1008. A duração das penas depende sempre da vontade do Espírito? Não haveria algumas que lhe fossem impostas por um tempo determinado?

“Sim, as penas podem ser impostas ao Espírito por um determinado tempo, mas Deus — que só quer o bem de suas criaturas — acolhe sempre o arrependimento, e o desejo de se melhorar nunca é estéril.”

SÃO LUÍS

1009. De acordo com isso, as penas impostas jamais seriam pela eternidade?

“Interroguem o vosso bom senso e a vossa razão, e perguntem a si mesmos: uma condenação perpétua por causa de alguns momentos de erro não seria a negação da bondade de Deus? De fato, o que é a duração da vida, mesmo uma de cem anos, em comparação com a eternidade? Eternidade!

Vocês compreendem bem essa palavra? Sofrimentos, torturas infinitas, sem esperança, por causa de algumas faltas! A consciência de vocês não repulsa uma ideia dessa? Que os antigos tenham visto no senhor do universo um Deus terrível, ciumento e vingativo, isso é concebível: na sua ignorância eles atribuíam à divindade as paixões dos homens. Porém, esse não é o Deus dos cristãos, que coloca na classe das virtudes primordiais o amor, a caridade, a misericórdia e o esquecimento das ofensas: poderia faltar nele próprio as qualidades das quais ele fez um dever? Não haveria contradição em lhe atribuir a bondade infinita e também a vingança infinita? Vocês dizem que antes de tudo ele é justo e que o homem não compreende sua justiça, mas a justiça não exclui a bondade, e ele não seria bom se condenasse aos mais horríveis e perpétuos sofrimentos a maior parte de suas criaturas. Poderia ele fazer da justiça uma obrigação para os seus filhos se não lhes tivesse dado os meios de compreendê-la? Aliás, a sublimidade da justiça, unida à bondade, não está em fazer com que a duração dos sofrimentos dependa dos esforços que o culpado faça para se melhorar? Eis a verdade destas palavras: A cada um segundo suas obras.”

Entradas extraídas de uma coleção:

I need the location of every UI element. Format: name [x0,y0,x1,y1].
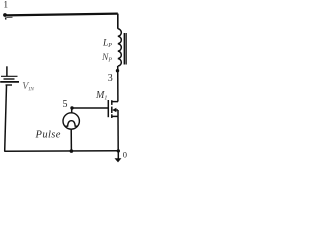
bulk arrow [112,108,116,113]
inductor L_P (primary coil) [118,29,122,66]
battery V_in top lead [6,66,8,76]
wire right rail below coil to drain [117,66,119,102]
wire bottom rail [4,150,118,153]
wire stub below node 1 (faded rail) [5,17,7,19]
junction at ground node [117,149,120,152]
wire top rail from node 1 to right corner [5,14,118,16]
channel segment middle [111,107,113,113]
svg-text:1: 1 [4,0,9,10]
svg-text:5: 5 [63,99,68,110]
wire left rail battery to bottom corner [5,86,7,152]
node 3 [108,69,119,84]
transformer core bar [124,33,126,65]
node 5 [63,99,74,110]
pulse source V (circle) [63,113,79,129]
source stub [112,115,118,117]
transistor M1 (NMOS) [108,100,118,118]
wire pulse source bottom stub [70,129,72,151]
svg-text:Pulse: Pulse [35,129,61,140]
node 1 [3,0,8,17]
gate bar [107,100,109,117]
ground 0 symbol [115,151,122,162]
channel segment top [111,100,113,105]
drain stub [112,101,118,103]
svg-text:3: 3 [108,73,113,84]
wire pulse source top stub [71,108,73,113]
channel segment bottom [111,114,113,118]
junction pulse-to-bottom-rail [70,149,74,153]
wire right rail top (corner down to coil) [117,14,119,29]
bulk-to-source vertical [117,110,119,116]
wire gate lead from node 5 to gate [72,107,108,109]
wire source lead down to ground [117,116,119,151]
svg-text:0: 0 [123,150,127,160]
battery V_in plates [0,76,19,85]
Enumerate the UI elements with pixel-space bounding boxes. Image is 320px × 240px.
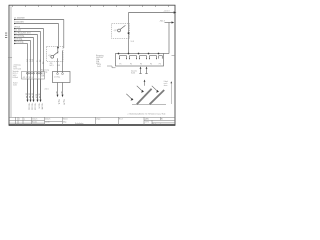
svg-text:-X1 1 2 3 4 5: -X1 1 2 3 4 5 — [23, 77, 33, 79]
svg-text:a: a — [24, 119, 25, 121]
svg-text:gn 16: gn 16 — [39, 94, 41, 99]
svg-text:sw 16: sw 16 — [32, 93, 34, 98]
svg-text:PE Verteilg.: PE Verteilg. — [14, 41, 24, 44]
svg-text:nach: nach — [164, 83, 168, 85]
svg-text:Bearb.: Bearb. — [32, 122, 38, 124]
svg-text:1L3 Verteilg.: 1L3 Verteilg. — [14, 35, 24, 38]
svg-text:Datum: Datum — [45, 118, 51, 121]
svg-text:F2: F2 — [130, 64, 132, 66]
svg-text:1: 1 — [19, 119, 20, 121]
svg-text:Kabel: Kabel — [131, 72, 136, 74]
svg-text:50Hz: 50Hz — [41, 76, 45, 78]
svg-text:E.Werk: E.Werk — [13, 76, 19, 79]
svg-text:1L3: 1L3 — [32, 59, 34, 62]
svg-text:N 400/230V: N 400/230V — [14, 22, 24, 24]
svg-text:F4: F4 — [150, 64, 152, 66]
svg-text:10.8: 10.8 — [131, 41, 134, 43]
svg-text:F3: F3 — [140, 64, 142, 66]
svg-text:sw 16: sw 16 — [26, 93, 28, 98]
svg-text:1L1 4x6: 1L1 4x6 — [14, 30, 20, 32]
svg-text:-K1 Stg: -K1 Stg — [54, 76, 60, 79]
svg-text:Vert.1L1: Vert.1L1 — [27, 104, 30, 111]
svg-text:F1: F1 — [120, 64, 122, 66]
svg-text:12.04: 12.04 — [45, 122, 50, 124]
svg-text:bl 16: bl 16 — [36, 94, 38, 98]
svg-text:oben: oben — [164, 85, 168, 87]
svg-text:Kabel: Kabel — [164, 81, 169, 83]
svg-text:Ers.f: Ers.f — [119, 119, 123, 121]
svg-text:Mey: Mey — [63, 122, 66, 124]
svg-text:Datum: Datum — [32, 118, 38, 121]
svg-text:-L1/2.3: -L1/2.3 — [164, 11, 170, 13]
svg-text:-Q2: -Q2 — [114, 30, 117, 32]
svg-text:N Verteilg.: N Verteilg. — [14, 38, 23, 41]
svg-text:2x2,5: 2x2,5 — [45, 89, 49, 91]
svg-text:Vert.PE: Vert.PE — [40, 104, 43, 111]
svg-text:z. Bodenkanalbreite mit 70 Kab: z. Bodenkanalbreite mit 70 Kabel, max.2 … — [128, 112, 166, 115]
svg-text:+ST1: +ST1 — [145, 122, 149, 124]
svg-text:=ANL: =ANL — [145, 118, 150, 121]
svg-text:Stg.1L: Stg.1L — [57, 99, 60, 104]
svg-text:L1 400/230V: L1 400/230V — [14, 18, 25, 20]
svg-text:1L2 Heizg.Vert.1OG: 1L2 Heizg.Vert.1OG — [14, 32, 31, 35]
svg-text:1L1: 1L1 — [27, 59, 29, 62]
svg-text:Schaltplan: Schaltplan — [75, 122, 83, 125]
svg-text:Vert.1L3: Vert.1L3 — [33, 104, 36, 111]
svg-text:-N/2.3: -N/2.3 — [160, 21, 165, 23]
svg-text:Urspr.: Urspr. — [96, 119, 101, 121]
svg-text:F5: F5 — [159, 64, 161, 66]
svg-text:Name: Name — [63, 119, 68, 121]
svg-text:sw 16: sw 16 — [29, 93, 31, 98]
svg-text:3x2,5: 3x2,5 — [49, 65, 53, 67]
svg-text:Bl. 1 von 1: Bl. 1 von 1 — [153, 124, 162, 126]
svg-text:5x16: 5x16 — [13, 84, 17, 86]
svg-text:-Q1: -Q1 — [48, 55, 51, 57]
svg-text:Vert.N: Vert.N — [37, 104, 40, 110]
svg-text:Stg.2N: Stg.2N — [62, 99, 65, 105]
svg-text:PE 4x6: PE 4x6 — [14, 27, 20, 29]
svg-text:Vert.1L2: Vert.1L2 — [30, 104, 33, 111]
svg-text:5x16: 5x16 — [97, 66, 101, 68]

## [Ações a realizar]
A. Segundo o trecho, o que Deus sempre acolhe?
B. Reescreva os registros desde a linha que contém "bulk arrow [112,108,116,113]" até a linha que contém "transistor M1 (NMOS) [108,100,118,118]", trocando "wire" por "fio" e mantendo todo o restante inalterado.

## [Soluções por tarefa]
A. O arrependimento.

B.
bulk arrow [112,108,116,113]
inductor L_P (primary coil) [118,29,122,66]
battery V_in top lead [6,66,8,76]
fio right rail below coil to drain [117,66,119,102]
fio bottom rail [4,150,118,153]
fio stub below node 1 (faded rail) [5,17,7,19]
junction at ground node [117,149,120,152]
fio top rail from node 1 to right corner [5,14,118,16]
channel segment middle [111,107,113,113]
svg-text:1: 1 [4,0,9,10]
svg-text:5: 5 [63,99,68,110]
fio left rail battery to bottom corner [5,86,7,152]
node 3 [108,69,119,84]
transformer core bar [124,33,126,65]
node 5 [63,99,74,110]
pulse source V (circle) [63,113,79,129]
source stub [112,115,118,117]
transistor M1 (NMOS) [108,100,118,118]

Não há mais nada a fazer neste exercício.